- Directions for this task -
Below are records; count the lines that contain "RNASeqDataSubset" and give only the total.

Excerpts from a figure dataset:

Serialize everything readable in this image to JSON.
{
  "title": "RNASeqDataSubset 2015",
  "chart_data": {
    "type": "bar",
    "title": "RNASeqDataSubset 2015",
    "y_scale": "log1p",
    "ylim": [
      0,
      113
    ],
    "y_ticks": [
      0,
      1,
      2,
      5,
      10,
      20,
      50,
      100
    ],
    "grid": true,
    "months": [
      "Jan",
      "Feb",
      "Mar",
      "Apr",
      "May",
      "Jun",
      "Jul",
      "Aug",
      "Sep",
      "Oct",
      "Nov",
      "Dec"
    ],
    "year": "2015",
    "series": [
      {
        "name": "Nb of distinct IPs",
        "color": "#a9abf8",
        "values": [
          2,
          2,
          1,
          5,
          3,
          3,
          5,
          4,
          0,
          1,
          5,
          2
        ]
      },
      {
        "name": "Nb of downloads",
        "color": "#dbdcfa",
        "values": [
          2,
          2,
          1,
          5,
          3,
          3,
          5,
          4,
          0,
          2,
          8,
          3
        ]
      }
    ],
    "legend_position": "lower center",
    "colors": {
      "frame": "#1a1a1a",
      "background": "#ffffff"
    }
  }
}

- Finished exercise -
2